EXERCISE OBJECTIVE: Copy each line below that contains "Massachusetts".
— start —
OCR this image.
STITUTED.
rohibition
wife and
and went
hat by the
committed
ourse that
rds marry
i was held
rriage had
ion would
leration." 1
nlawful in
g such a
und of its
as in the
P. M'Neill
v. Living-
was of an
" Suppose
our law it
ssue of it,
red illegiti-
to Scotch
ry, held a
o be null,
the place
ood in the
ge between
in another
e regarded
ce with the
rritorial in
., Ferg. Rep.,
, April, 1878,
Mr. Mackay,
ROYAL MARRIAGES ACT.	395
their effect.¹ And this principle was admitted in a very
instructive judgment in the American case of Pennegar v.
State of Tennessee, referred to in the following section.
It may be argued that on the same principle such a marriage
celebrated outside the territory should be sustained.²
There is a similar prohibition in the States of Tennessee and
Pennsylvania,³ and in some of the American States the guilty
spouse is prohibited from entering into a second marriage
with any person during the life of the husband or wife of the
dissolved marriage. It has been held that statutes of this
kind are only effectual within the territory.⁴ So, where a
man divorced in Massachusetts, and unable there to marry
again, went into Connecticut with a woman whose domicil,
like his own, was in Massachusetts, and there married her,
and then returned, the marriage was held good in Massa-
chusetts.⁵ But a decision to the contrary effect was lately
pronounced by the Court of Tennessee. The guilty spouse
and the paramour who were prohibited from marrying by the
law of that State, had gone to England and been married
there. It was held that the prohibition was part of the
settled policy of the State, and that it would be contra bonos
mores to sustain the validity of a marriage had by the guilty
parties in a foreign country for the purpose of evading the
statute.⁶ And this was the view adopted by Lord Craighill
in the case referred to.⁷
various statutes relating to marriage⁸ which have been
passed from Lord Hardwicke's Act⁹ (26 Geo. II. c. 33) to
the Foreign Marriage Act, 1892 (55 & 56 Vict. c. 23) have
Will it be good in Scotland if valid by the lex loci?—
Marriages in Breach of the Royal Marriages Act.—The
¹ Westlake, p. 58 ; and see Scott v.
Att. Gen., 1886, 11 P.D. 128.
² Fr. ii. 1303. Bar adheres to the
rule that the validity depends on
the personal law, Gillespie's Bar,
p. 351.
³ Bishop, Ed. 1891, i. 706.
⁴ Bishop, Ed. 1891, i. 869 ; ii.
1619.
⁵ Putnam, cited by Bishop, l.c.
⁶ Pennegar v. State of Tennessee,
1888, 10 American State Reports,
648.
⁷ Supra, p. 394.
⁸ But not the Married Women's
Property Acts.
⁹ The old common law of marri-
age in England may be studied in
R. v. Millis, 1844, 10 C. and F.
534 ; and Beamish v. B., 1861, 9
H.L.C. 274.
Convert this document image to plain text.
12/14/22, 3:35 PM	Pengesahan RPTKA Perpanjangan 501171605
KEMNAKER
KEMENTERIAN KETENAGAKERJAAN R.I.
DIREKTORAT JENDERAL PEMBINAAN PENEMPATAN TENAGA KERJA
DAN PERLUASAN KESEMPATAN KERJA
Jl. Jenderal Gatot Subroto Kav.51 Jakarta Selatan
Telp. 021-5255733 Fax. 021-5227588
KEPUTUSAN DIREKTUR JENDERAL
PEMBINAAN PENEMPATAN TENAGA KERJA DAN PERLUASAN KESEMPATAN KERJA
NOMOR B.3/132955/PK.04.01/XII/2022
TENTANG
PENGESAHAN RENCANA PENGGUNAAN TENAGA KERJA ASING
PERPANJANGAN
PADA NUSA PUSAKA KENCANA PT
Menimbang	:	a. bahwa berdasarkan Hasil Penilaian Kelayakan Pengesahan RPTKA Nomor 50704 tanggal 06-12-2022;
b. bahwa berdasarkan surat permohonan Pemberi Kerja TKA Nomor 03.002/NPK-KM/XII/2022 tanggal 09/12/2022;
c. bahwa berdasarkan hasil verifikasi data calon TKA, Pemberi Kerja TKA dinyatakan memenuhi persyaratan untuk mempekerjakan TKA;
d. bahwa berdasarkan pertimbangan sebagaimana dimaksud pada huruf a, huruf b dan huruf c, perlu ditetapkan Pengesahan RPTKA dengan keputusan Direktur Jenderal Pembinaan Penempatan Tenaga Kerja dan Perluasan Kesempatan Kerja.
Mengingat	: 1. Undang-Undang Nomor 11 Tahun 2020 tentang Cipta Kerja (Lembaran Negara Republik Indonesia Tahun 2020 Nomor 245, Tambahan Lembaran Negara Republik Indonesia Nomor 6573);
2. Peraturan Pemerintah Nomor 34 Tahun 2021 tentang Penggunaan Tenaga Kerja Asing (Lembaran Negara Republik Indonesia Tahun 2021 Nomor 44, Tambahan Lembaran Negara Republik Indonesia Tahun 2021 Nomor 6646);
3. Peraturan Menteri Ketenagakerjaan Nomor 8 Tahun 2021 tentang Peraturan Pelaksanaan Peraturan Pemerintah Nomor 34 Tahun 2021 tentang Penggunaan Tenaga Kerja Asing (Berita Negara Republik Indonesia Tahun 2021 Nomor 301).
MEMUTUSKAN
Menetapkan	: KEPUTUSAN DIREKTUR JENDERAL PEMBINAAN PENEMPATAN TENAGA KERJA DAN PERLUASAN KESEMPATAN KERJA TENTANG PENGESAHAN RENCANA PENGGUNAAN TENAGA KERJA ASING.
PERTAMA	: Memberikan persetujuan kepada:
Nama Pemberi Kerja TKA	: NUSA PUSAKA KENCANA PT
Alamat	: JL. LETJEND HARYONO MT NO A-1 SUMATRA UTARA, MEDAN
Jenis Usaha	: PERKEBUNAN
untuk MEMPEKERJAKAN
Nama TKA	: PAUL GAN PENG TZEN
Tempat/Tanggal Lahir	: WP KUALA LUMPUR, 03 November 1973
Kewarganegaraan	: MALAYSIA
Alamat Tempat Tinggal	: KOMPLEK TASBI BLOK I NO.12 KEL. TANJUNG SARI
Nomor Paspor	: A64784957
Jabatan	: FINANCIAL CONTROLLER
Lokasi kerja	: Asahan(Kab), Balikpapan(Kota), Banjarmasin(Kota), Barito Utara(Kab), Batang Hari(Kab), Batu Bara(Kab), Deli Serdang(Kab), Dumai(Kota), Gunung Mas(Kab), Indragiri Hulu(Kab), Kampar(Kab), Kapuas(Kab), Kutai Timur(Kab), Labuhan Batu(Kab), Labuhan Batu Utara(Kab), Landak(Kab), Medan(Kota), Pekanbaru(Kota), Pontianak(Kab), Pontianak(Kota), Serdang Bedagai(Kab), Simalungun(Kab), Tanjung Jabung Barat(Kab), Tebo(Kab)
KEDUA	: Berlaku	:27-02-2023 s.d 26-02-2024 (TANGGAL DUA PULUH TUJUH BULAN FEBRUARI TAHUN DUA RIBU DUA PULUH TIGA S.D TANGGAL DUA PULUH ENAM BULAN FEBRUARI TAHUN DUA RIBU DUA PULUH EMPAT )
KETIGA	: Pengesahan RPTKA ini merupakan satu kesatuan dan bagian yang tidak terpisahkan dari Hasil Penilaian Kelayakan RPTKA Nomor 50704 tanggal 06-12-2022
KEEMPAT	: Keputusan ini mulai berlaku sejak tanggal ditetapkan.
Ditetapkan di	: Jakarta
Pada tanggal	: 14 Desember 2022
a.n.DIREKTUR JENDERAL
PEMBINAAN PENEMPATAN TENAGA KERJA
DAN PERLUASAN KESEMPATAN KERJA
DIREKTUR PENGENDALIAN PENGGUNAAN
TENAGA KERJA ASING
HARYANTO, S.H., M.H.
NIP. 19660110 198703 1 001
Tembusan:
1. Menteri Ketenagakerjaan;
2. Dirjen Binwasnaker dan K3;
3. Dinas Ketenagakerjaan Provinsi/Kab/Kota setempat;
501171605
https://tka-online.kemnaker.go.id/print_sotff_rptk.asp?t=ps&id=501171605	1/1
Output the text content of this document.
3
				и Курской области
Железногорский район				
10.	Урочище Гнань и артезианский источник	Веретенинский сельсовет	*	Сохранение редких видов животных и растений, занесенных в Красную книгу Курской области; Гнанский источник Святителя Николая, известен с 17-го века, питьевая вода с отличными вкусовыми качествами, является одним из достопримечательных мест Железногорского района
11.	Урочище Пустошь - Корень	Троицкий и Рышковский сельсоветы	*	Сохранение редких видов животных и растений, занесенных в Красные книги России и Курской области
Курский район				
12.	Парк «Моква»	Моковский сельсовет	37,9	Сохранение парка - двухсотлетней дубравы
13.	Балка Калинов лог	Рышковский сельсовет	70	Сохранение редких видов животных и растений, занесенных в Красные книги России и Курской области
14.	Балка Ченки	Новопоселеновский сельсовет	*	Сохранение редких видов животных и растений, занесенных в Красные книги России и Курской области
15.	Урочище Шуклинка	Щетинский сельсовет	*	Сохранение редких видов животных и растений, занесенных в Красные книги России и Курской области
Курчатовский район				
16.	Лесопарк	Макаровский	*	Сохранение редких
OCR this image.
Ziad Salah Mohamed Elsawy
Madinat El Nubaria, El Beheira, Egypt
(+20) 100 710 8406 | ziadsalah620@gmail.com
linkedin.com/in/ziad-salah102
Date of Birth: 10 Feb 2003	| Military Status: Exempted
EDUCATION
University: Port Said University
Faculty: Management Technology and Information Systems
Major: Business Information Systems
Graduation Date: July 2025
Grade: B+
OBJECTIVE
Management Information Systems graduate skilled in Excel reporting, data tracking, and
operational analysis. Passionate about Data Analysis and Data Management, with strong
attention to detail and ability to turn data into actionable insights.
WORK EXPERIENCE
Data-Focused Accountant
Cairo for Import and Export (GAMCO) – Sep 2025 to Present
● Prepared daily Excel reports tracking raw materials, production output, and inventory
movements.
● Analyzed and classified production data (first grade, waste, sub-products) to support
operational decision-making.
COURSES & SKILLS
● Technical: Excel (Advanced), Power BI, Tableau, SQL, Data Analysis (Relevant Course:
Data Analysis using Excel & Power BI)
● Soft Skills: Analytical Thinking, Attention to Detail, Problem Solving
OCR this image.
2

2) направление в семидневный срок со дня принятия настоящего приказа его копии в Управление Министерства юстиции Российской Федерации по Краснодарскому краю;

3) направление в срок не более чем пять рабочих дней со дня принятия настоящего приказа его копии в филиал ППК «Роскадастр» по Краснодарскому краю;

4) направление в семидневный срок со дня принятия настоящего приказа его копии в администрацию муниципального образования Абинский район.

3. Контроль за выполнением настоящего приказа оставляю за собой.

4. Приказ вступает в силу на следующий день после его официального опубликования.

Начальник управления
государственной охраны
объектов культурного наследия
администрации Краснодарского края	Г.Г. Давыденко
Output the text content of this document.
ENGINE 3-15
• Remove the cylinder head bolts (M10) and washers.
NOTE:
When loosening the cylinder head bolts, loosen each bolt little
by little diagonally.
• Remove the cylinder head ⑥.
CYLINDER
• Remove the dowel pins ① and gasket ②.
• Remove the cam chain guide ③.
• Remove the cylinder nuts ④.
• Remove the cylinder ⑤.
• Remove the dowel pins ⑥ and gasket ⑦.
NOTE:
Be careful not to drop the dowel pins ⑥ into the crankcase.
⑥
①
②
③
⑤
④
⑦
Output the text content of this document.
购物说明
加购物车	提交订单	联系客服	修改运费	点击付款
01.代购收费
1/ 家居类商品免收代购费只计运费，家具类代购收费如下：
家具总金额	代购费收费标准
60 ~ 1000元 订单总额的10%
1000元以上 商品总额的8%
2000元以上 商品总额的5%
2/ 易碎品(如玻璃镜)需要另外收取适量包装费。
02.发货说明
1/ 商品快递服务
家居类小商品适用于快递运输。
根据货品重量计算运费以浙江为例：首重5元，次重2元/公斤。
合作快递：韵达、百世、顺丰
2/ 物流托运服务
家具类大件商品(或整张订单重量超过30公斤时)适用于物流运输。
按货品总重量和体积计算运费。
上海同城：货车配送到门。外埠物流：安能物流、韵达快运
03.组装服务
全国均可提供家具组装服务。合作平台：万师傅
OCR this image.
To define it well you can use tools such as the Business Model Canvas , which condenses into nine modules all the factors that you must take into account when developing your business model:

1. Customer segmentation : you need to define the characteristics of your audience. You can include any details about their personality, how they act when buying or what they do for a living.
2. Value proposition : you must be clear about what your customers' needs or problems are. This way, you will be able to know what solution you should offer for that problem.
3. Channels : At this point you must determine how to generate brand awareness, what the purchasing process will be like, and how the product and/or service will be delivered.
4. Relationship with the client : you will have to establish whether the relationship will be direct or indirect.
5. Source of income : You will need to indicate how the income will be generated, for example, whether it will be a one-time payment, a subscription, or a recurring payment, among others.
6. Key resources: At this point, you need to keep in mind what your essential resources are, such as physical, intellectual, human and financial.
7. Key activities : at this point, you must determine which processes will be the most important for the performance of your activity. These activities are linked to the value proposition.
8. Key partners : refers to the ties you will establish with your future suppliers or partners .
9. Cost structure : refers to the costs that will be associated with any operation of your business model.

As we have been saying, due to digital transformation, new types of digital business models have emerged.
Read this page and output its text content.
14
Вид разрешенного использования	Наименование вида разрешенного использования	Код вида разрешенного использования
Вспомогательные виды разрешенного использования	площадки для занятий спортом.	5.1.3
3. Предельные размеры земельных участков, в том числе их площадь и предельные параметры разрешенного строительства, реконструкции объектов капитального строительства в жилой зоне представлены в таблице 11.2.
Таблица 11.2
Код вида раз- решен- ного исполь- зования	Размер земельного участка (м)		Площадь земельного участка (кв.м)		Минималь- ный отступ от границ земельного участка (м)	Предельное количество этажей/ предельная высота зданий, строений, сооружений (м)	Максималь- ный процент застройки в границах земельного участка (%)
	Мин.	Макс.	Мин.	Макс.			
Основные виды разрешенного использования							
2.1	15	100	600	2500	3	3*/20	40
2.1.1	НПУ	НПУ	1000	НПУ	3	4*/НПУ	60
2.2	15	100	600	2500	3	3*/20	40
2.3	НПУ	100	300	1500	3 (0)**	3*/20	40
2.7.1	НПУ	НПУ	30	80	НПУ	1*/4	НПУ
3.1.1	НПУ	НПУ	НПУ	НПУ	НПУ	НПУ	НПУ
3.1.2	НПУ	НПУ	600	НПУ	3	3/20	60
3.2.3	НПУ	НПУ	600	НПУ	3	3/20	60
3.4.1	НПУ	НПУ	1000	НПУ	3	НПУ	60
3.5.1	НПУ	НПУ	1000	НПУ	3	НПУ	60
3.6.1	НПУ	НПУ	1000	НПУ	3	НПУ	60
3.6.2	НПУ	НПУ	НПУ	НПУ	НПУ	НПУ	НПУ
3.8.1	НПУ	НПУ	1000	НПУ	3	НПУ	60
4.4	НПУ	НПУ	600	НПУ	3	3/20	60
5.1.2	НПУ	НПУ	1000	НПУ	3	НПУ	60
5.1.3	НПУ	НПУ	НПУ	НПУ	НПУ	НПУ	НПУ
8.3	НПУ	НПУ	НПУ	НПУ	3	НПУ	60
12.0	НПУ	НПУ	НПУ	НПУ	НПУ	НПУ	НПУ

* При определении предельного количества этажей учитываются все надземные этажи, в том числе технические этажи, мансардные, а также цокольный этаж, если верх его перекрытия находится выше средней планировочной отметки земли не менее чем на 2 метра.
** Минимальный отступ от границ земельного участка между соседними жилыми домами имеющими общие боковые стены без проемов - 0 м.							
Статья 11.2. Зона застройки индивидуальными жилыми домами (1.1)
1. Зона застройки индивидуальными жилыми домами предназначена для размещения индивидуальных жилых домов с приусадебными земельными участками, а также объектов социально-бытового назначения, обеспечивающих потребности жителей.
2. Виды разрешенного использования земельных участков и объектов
— end —
ANSWER IN FULL:
man divorced in Massachusetts, and unable there to marry
like his own, was in Massachusetts, and there married her,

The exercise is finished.